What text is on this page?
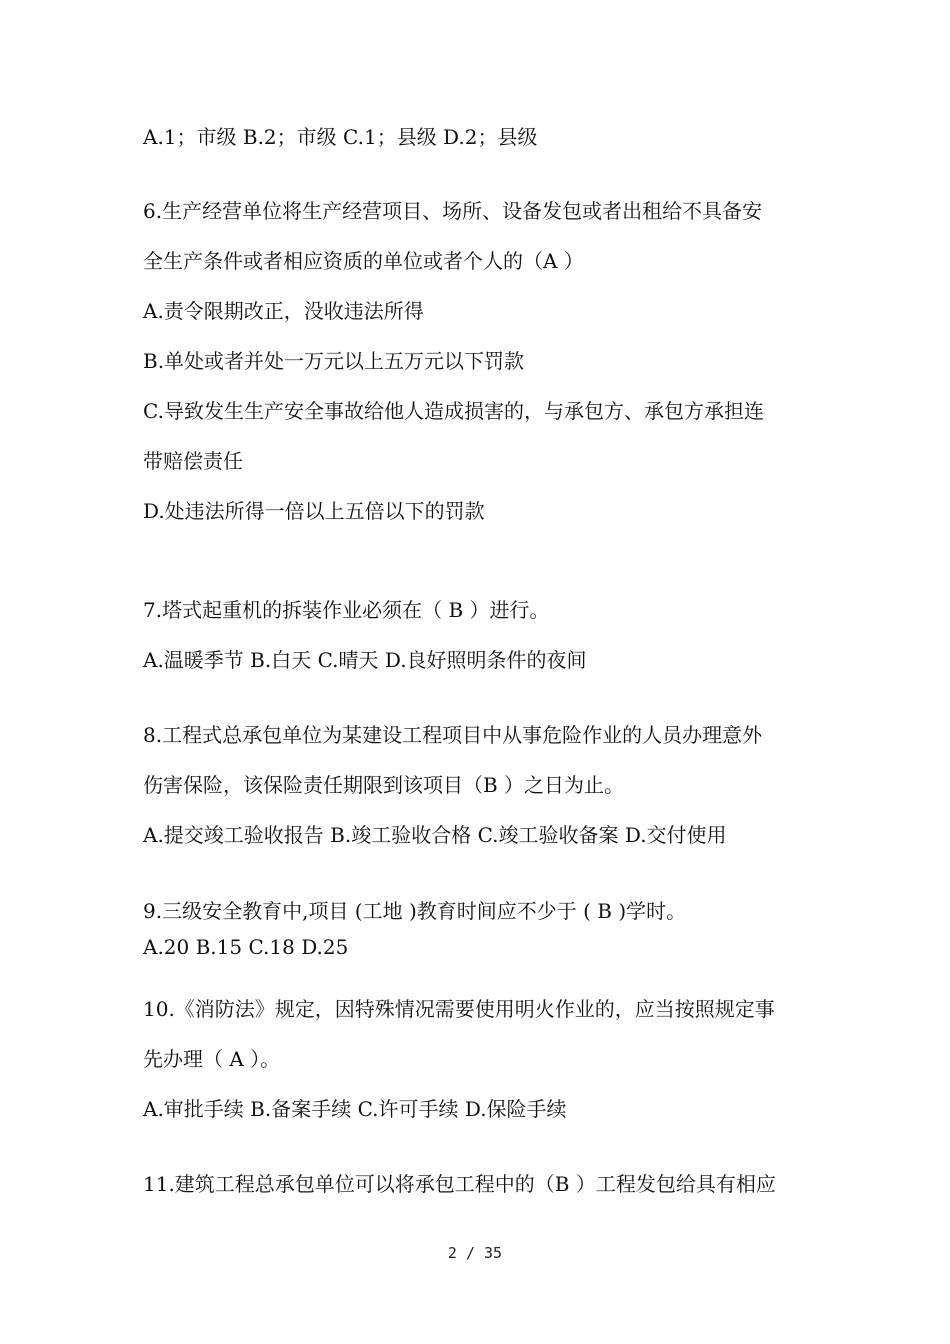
A.1；市级 B.2；市级 C.1；县级 D.2；县级
6.生产经营单位将生产经营项目、场所、设备发包或者出租给不具备安
全生产条件或者相应资质的单位或者个人的（A ）
A.责令限期改正，没收违法所得
B.单处或者并处一万元以上五万元以下罚款
C.导致发生生产安全事故给他人造成损害的，与承包方、承包方承担连
带赔偿责任
D.处违法所得一倍以上五倍以下的罚款
7.塔式起重机的拆装作业必须在（ B ）进行。
A.温暖季节 B.白天 C.晴天 D.良好照明条件的夜间
8.工程式总承包单位为某建设工程项目中从事危险作业的人员办理意外
伤害保险，该保险责任期限到该项目（B ）之日为止。
A.提交竣工验收报告 B.竣工验收合格 C.竣工验收备案 D.交付使用
9.三级安全教育中,项目 (工地 )教育时间应不少于 ( B )学时。
A.20 B.15 C.18 D.25
10.《消防法》规定，因特殊情况需要使用明火作业的，应当按照规定事
先办理（ A ）。
A.审批手续 B.备案手续 C.许可手续 D.保险手续
11.建筑工程总承包单位可以将承包工程中的（B ）工程发包给具有相应
2 / 35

▬▬▬▬▬▬

§ EXERCISE AIM
Omit the pictures and restate the rest of the records verbatim.

§ ANSWER
What text is on this page?
A.1；市级 B.2；市级 C.1；县级 D.2；县级
6.生产经营单位将生产经营项目、场所、设备发包或者出租给不具备安
全生产条件或者相应资质的单位或者个人的（A ）
A.责令限期改正，没收违法所得
B.单处或者并处一万元以上五万元以下罚款
C.导致发生生产安全事故给他人造成损害的，与承包方、承包方承担连
带赔偿责任
D.处违法所得一倍以上五倍以下的罚款
7.塔式起重机的拆装作业必须在（ B ）进行。
A.温暖季节 B.白天 C.晴天 D.良好照明条件的夜间
8.工程式总承包单位为某建设工程项目中从事危险作业的人员办理意外
伤害保险，该保险责任期限到该项目（B ）之日为止。
A.提交竣工验收报告 B.竣工验收合格 C.竣工验收备案 D.交付使用
9.三级安全教育中,项目 (工地 )教育时间应不少于 ( B )学时。
A.20 B.15 C.18 D.25
10.《消防法》规定，因特殊情况需要使用明火作业的，应当按照规定事
先办理（ A ）。
A.审批手续 B.备案手续 C.许可手续 D.保险手续
11.建筑工程总承包单位可以将承包工程中的（B ）工程发包给具有相应
2 / 35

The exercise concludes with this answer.